Passage given:
[CentOS] Blog article about the state of CentOS

Wed Jun 17 17:38:02 UTC 2020
Michael Kofler <maillist at kofler.info>

Hi,

I am the author of said blog article.

FIRST: It was never my intention to criticize the CentOS
team. I appreciate the hard work you are doing. If my blog
text (which is in German langugage) gave a wrong impression,
I apologize.

SECOND: I LOVE CentOS. Otherwise it would not matter to
me. I use CentOS to teach Linux administration at
university, I promote CentOS in my books and I use it
personally on some servers.

THIRD: It is a fact that the update gaps for CentOS 8 are
currently too long for productive use. Basically, that's why
I now warn against using CentOS 8 on live systems.

---

One might argue, CentOS was never intended for productive
use. Perhaps I misunderstood this. And with me all
administrators of some million web servers running on
CentOS. Hm. Time to rethink?

The way I see it, there is a need for free Linux systems. No
support, sure, but updates. In the past (and for CentOS 7,
still), I considered CentOS as 'good enough' for many
purposes. Not for the Bank of England, they can affort
whatever they like. But for a school. For a small company
needing a plain web and mail server. Etc.

The CentOS webpage says: 'CentOS Linux ... suits a wide
variety of deployments.'  Currently, I really fail to see a
wide range of possible deployments.

Supplied information:
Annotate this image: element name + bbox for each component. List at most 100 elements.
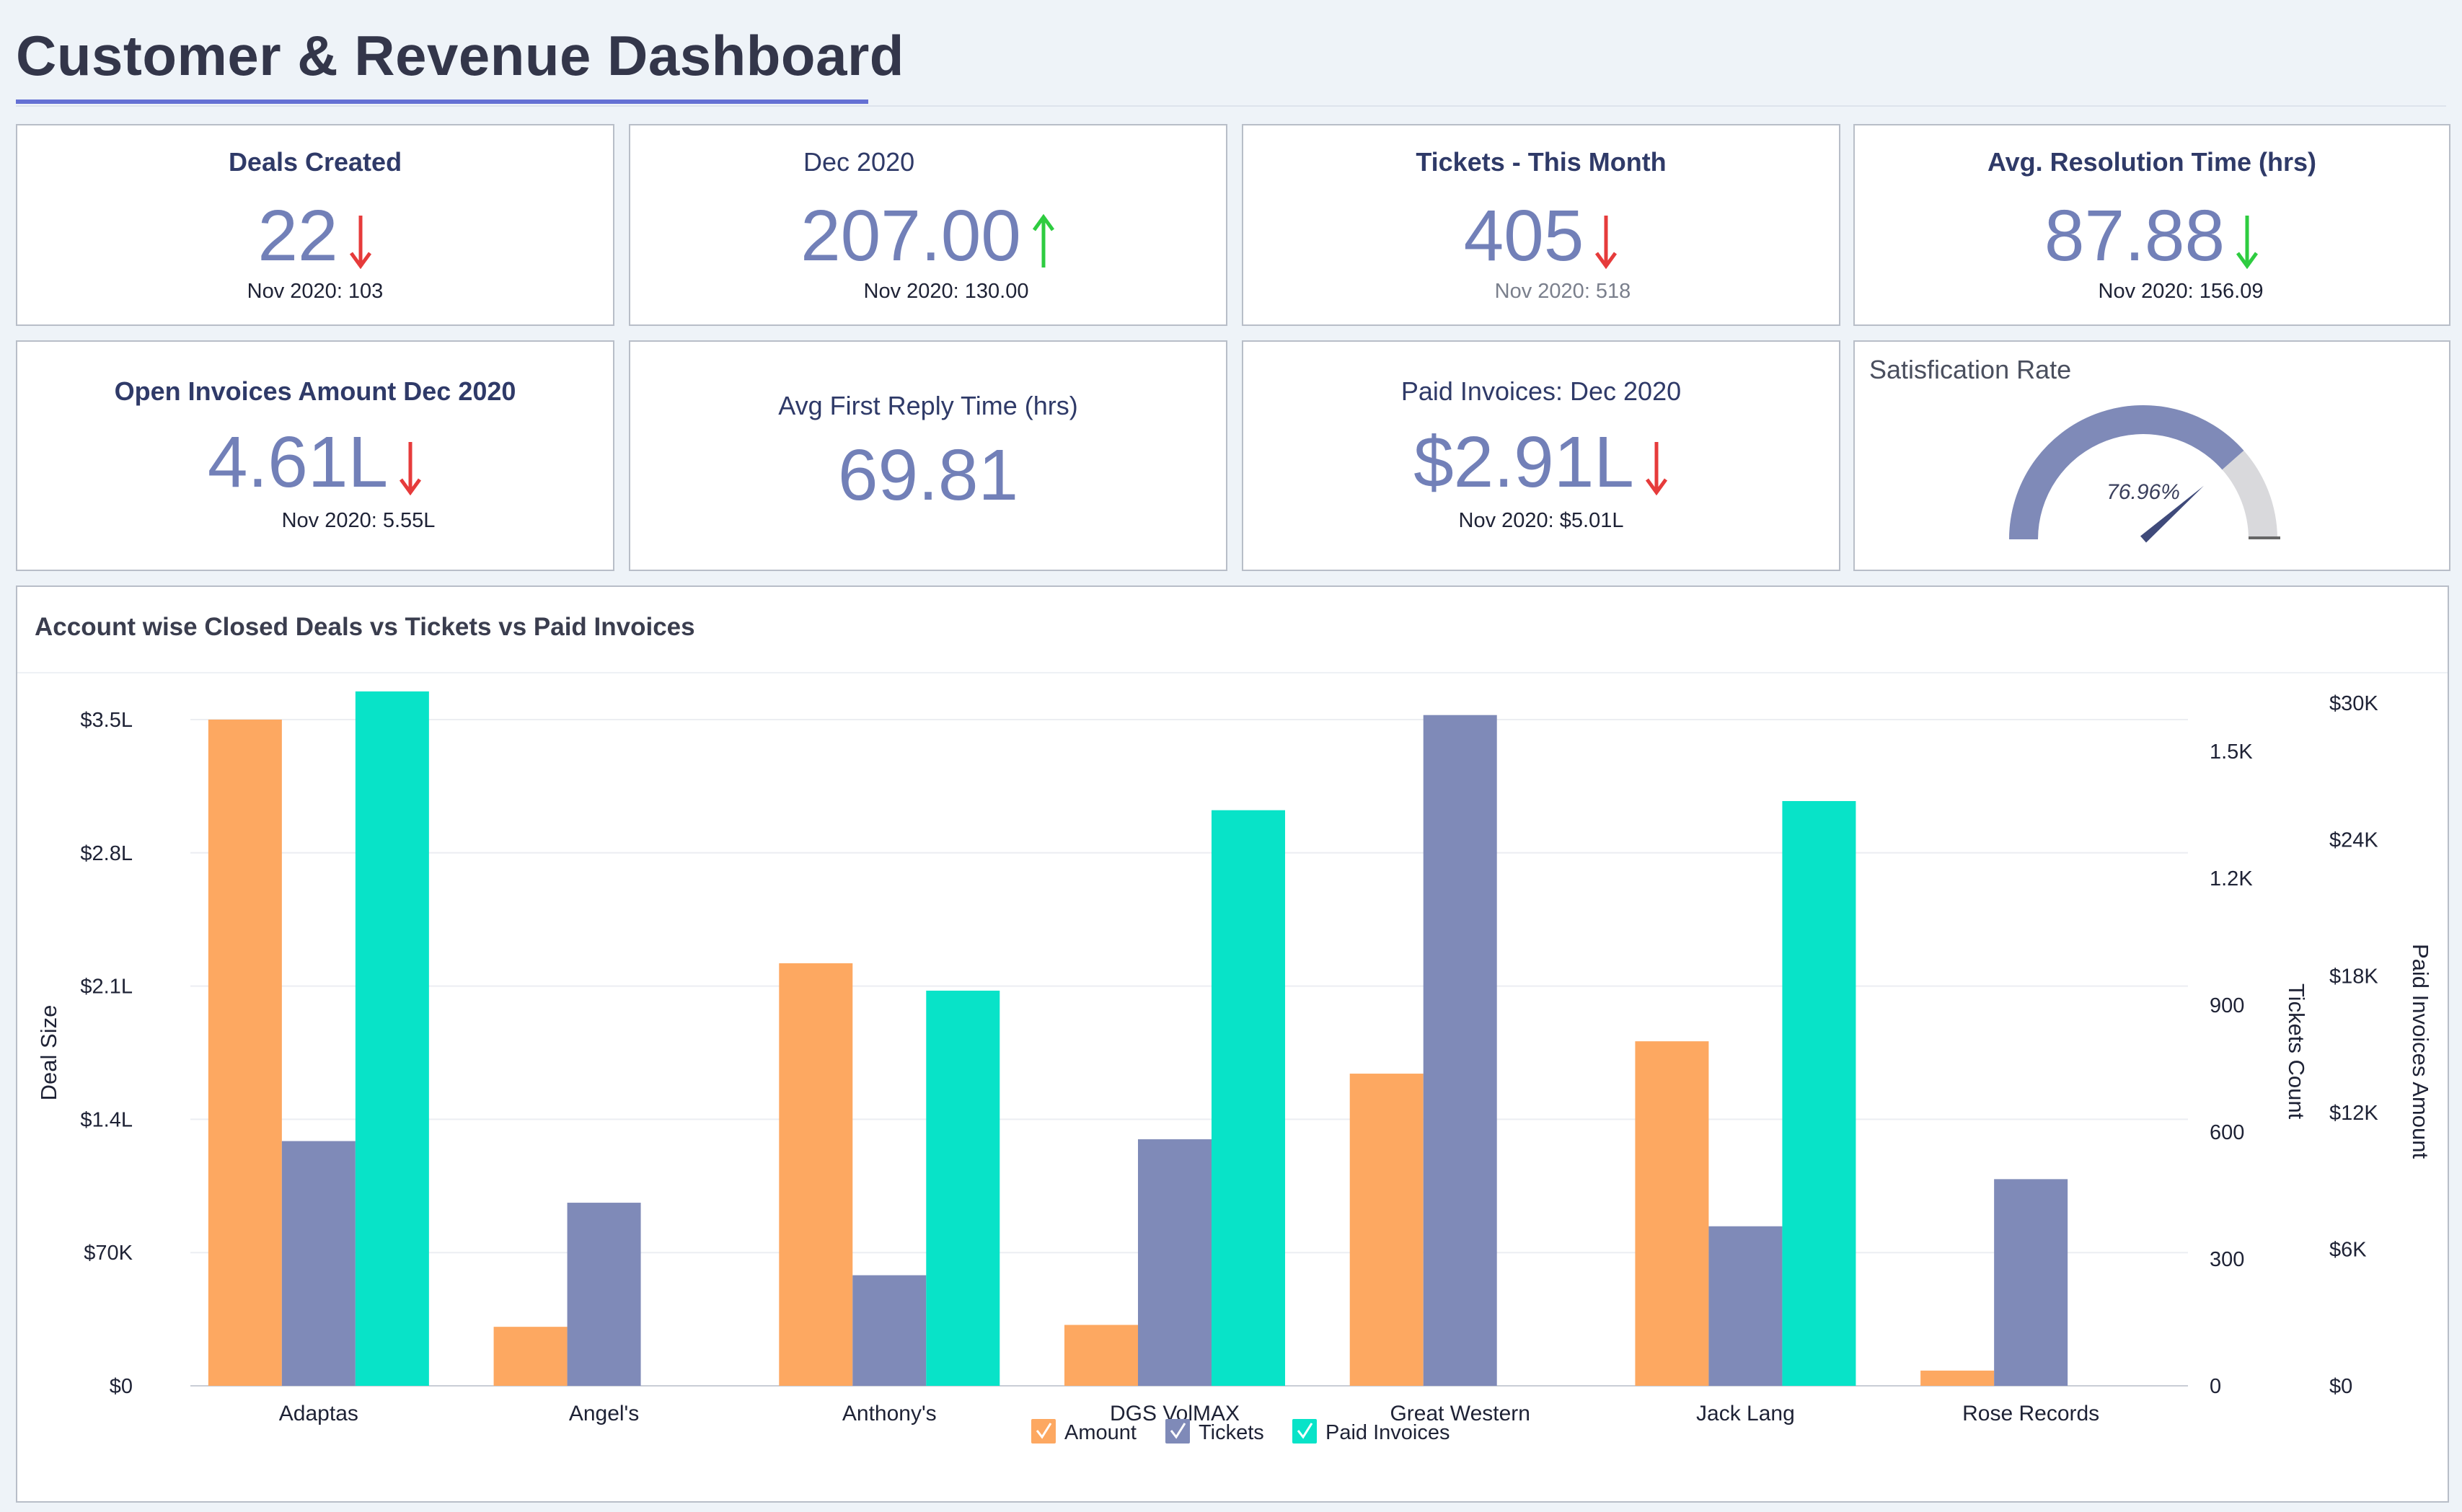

Required tasks:
1. Decide whether each statement agrees with the CentOS post, answering yes or no and quoting the deciding words: (a) The writer uses CentOS to teach Linux administration at a university. (b) The writer now warns against running CentOS 7 on live systems. (c) The writer sees CentOS as good enough for the Bank of England.
2. Duplicate the part of the CentOS post starting with "The way I see" and going on through "of possible deployments.".

Answers provided:
1.
(a) Yes: "I use CentOS to teach Linux administration at university"
(b) No: "I now warn against using CentOS 8 on live systems"
(c) No: "Not for the Bank of England"

2.
The way I see it, there is a need for free Linux systems. No
support, sure, but updates. In the past (and for CentOS 7,
still), I considered CentOS as 'good enough' for many
purposes. Not for the Bank of England, they can affort
whatever they like. But for a school. For a small company
needing a plain web and mail server. Etc.

The CentOS webpage says: 'CentOS Linux ... suits a wide
variety of deployments.'  Currently, I really fail to see a
wide range of possible deployments.